_Task description:_ Where a line holds "production", copy it.

_Given information:_
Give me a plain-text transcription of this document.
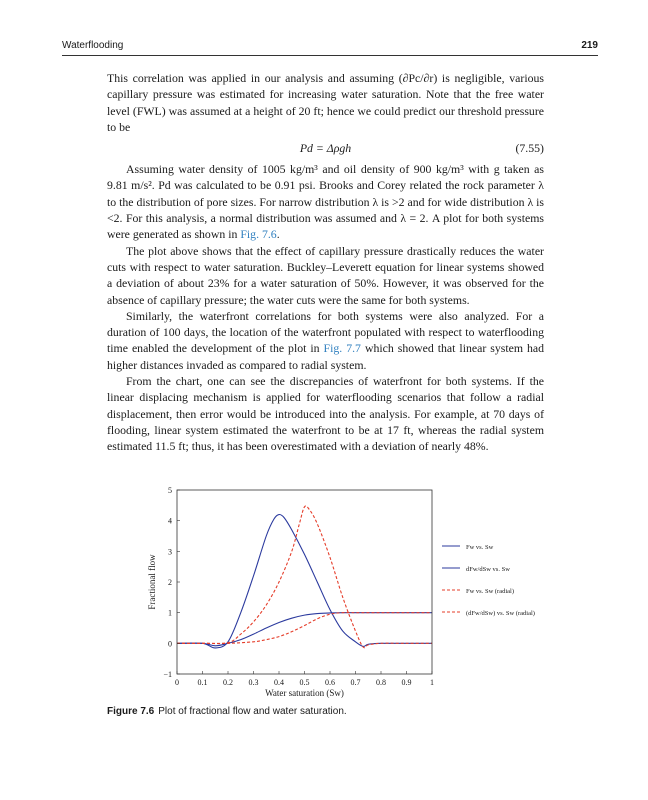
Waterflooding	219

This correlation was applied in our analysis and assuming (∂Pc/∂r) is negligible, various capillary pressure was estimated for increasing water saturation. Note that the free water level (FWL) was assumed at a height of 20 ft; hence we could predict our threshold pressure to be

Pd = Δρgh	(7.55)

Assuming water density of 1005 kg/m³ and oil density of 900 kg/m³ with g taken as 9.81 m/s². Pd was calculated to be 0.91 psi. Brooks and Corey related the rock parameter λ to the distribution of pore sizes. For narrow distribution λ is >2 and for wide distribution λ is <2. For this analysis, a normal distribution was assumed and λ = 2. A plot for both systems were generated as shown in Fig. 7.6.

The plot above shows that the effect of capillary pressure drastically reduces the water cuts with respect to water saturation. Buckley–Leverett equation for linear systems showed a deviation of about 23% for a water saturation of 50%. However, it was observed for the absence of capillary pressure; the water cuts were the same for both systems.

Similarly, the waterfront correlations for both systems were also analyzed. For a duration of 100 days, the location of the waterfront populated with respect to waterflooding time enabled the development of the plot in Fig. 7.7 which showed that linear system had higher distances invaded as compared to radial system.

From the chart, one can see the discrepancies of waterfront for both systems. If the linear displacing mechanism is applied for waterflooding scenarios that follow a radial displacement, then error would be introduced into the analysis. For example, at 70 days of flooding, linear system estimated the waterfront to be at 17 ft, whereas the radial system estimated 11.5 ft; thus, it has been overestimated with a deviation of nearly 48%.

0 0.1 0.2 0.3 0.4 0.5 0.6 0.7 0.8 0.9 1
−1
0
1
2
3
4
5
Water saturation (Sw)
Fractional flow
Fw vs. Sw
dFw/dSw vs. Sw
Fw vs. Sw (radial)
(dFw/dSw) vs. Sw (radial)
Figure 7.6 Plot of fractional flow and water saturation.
* * *
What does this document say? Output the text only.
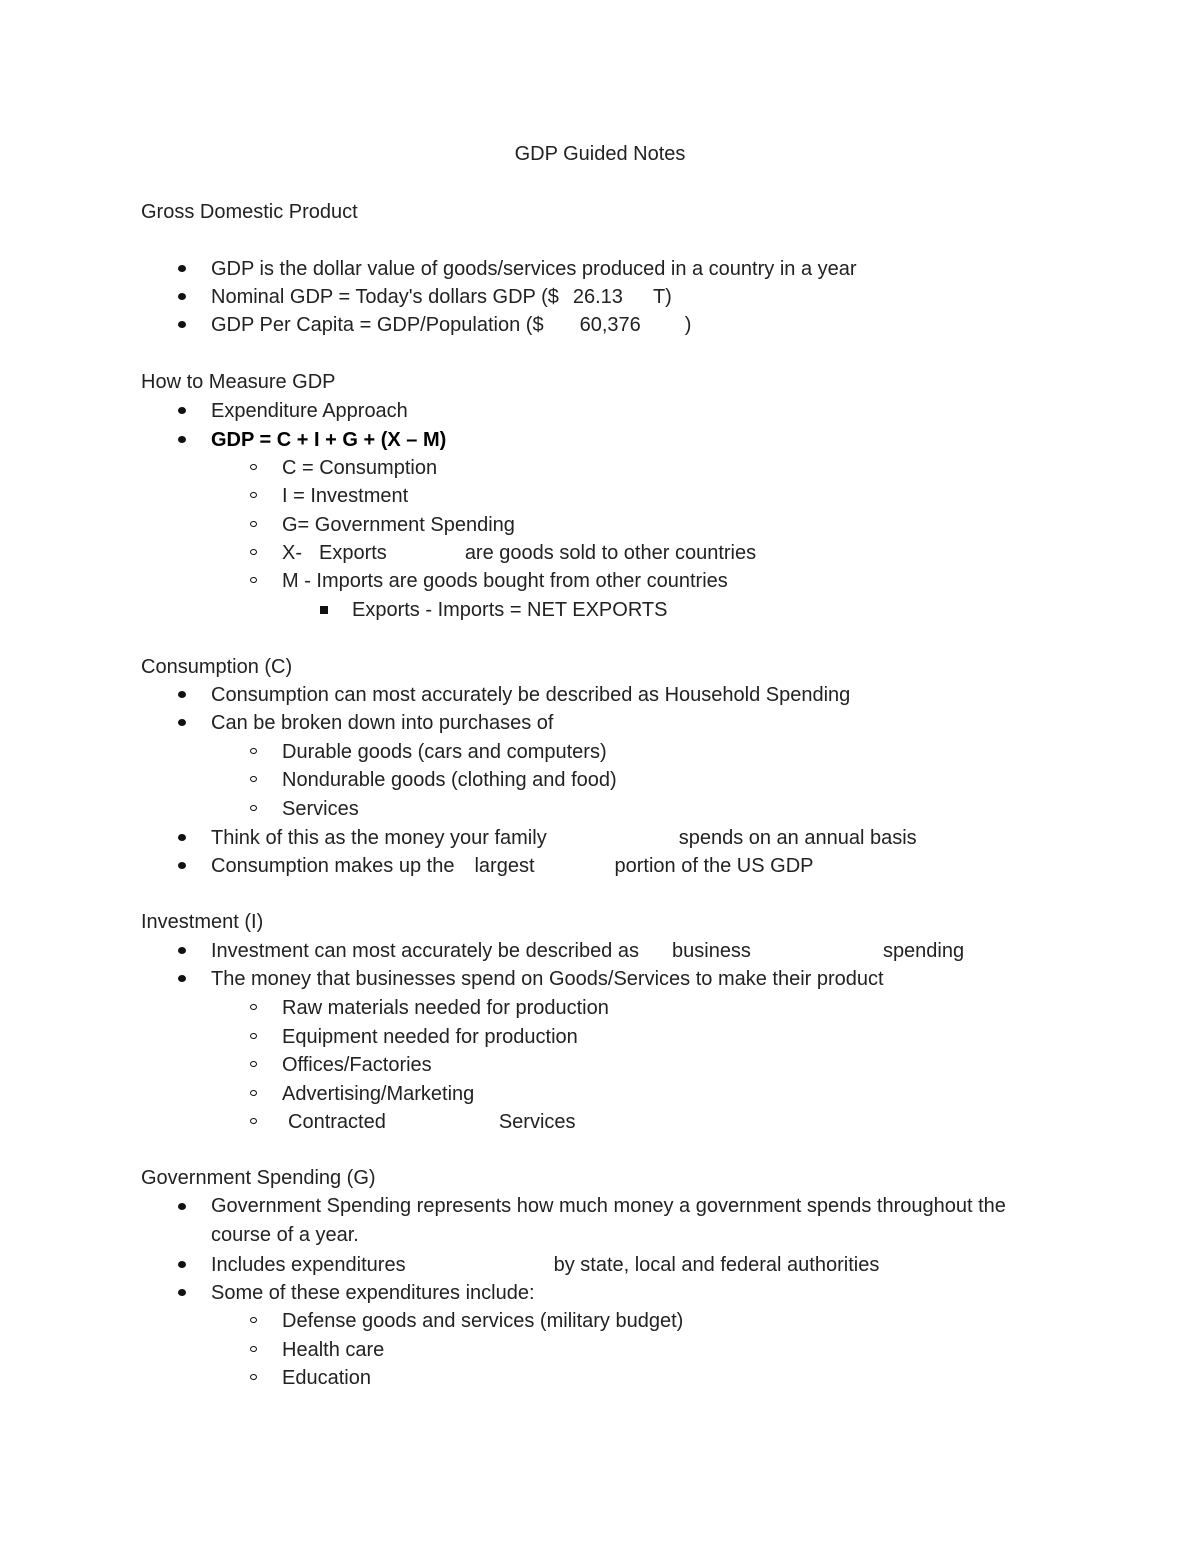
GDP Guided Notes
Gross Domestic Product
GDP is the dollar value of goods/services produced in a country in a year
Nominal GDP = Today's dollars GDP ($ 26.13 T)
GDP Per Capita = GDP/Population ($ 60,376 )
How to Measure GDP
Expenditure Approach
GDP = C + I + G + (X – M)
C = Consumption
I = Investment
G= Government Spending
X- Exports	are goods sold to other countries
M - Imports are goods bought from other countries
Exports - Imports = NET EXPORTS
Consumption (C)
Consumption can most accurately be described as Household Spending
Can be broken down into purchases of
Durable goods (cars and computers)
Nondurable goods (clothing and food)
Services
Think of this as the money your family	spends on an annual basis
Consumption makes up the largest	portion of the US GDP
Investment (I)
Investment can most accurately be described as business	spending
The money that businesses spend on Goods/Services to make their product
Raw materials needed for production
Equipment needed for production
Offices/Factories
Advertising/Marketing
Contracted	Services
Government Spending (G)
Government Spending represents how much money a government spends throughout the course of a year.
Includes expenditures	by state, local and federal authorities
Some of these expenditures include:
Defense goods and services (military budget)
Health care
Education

_Response:_
Raw materials needed for production
Equipment needed for production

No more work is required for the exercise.